* Your instructions *
Select all lines with the string "nightmares" in them, and copy those lines.

* Entries provided *
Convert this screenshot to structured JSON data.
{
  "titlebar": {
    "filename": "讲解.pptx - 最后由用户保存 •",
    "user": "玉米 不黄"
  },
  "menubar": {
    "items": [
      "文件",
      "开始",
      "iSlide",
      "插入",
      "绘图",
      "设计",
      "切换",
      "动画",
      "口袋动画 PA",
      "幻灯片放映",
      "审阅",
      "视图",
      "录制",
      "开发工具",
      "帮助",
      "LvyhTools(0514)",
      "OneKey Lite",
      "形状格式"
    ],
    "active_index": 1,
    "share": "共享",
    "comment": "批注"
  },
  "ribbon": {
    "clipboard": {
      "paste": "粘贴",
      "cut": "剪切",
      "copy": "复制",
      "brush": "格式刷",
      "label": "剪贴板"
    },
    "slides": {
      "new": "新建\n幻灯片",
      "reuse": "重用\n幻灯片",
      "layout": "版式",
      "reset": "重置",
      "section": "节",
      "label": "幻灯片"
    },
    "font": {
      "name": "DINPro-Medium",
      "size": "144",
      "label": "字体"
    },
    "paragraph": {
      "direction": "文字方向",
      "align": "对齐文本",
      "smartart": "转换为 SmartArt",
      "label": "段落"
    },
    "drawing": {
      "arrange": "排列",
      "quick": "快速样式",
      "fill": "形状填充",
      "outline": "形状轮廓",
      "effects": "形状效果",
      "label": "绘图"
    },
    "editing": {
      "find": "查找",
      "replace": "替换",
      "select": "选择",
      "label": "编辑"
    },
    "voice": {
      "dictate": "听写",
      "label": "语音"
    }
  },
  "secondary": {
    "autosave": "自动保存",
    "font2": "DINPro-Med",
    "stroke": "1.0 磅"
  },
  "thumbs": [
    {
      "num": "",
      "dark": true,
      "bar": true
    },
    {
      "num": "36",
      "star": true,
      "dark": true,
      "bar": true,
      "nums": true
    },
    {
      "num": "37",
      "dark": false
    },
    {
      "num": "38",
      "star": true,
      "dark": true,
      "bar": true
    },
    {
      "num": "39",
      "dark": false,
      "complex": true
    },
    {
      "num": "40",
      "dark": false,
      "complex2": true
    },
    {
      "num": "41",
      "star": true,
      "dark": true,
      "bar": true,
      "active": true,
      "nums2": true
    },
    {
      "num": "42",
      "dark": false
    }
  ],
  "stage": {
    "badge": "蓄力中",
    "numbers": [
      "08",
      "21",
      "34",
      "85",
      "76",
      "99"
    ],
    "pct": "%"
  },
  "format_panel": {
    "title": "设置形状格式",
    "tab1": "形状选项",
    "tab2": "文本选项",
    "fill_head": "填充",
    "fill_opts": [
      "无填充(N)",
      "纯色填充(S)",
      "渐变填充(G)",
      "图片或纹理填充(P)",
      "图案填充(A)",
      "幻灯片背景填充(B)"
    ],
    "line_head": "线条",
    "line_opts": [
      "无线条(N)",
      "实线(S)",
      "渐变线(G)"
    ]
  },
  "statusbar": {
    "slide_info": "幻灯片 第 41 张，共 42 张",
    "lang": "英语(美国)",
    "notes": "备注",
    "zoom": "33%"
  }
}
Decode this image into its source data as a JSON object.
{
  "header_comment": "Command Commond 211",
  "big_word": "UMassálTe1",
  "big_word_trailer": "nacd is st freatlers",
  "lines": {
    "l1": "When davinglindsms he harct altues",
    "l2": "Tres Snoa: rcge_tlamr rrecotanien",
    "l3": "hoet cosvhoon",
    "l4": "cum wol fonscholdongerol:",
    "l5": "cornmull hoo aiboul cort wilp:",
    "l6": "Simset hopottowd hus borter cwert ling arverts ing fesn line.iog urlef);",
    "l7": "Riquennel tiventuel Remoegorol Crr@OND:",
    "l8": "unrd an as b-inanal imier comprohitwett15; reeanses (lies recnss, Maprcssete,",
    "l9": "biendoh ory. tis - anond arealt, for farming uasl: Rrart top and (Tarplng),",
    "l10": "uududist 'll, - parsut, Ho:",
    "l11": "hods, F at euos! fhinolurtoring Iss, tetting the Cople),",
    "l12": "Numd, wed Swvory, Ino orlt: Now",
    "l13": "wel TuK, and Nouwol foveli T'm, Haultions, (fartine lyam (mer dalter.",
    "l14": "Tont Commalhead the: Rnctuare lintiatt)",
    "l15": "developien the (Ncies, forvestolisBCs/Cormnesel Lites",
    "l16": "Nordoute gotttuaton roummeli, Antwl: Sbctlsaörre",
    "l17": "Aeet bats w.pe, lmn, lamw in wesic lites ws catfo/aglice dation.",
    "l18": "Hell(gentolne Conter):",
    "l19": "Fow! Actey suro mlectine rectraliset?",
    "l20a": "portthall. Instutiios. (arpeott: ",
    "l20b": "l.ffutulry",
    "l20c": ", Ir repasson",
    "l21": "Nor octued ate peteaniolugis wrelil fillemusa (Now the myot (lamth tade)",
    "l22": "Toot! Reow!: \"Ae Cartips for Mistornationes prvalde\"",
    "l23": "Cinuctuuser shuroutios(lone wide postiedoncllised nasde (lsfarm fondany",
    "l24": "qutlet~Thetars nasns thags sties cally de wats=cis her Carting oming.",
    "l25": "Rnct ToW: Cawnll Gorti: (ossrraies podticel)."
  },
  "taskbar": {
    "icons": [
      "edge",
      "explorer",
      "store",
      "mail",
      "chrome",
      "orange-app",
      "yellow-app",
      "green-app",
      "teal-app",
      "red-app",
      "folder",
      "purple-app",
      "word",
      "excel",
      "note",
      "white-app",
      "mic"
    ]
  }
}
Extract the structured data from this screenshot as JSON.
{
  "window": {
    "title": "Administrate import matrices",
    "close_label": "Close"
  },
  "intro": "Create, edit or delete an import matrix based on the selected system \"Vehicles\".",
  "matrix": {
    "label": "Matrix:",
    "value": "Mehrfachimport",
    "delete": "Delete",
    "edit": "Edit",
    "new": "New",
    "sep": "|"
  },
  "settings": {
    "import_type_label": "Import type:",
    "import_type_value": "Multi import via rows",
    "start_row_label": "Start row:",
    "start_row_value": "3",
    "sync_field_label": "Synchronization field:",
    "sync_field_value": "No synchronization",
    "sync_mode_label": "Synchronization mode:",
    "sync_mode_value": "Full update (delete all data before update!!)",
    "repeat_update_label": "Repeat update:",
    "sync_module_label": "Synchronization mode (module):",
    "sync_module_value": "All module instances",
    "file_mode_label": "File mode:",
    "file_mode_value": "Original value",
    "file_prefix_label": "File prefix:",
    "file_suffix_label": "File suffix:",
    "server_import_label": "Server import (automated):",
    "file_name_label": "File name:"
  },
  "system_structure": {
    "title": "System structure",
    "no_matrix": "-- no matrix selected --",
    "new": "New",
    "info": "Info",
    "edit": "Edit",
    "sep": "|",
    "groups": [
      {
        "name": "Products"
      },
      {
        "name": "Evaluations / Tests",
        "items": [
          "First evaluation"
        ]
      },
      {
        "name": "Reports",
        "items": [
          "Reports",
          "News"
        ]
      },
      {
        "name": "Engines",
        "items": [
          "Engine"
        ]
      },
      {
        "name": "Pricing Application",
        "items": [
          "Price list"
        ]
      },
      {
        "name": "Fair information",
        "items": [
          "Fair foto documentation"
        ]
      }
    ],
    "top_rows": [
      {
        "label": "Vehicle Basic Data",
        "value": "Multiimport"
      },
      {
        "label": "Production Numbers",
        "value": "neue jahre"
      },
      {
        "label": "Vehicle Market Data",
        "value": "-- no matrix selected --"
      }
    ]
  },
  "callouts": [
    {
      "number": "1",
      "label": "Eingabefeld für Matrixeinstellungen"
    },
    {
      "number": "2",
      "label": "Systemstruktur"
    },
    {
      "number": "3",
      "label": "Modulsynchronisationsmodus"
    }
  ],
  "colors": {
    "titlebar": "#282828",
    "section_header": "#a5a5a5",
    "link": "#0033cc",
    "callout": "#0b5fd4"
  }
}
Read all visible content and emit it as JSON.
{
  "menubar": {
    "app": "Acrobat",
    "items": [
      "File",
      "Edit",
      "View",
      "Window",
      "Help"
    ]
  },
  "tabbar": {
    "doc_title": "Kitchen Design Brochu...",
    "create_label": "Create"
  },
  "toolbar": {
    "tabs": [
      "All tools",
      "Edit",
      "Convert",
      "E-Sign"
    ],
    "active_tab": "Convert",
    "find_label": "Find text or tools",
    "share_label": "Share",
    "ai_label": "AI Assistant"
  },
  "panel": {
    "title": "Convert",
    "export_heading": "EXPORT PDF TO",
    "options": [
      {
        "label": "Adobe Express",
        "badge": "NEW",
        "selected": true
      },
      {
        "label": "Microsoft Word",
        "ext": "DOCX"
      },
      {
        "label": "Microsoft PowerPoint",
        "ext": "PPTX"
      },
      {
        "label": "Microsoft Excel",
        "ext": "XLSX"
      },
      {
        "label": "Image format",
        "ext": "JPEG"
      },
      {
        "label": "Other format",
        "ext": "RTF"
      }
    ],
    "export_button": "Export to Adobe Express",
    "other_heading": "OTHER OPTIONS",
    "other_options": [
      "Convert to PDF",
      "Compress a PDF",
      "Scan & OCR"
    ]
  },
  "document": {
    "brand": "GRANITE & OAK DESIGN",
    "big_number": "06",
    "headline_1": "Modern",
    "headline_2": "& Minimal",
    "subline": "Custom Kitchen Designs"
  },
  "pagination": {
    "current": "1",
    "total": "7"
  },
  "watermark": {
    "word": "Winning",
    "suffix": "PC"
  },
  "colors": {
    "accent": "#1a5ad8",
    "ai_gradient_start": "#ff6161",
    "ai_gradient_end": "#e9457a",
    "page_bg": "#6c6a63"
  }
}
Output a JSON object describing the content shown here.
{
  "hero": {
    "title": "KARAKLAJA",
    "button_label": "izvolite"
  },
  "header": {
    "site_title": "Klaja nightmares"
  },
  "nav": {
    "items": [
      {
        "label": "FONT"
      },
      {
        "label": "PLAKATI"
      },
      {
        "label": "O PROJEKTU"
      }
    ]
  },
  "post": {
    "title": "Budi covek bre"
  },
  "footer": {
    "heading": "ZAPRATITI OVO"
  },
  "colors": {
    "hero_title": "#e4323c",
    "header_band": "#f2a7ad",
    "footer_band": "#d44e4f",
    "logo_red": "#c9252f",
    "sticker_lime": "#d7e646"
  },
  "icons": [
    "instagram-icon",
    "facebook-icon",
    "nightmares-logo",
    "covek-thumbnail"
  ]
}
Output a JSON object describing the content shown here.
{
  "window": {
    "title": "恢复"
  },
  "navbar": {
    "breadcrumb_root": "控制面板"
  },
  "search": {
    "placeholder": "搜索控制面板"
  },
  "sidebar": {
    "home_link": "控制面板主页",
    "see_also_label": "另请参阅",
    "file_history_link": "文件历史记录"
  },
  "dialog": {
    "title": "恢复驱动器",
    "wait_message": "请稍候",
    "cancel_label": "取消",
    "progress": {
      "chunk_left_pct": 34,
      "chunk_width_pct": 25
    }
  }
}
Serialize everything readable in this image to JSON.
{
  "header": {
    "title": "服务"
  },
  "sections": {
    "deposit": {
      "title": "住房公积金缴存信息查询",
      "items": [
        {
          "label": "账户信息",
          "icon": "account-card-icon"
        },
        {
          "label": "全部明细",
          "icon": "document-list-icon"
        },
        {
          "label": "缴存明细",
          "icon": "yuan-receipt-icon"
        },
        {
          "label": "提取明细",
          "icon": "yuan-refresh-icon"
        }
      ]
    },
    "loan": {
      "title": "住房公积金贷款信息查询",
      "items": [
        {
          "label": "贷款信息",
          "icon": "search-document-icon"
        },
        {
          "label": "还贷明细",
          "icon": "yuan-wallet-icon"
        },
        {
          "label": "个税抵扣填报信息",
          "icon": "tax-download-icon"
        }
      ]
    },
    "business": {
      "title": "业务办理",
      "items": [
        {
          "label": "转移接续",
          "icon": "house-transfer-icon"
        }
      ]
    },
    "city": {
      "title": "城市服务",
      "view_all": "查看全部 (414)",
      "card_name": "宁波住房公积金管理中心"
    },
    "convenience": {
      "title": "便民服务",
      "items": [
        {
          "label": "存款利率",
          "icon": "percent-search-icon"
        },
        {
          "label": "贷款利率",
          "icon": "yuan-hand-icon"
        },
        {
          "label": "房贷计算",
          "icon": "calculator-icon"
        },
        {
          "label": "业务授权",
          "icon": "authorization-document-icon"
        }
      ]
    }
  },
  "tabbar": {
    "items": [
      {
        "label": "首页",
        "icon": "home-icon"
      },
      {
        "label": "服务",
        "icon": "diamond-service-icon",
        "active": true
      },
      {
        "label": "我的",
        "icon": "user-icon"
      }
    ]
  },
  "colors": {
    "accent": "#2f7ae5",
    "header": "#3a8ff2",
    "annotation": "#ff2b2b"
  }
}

* Written answer *
    "site_title": "Klaja nightmares"
    "nightmares-logo",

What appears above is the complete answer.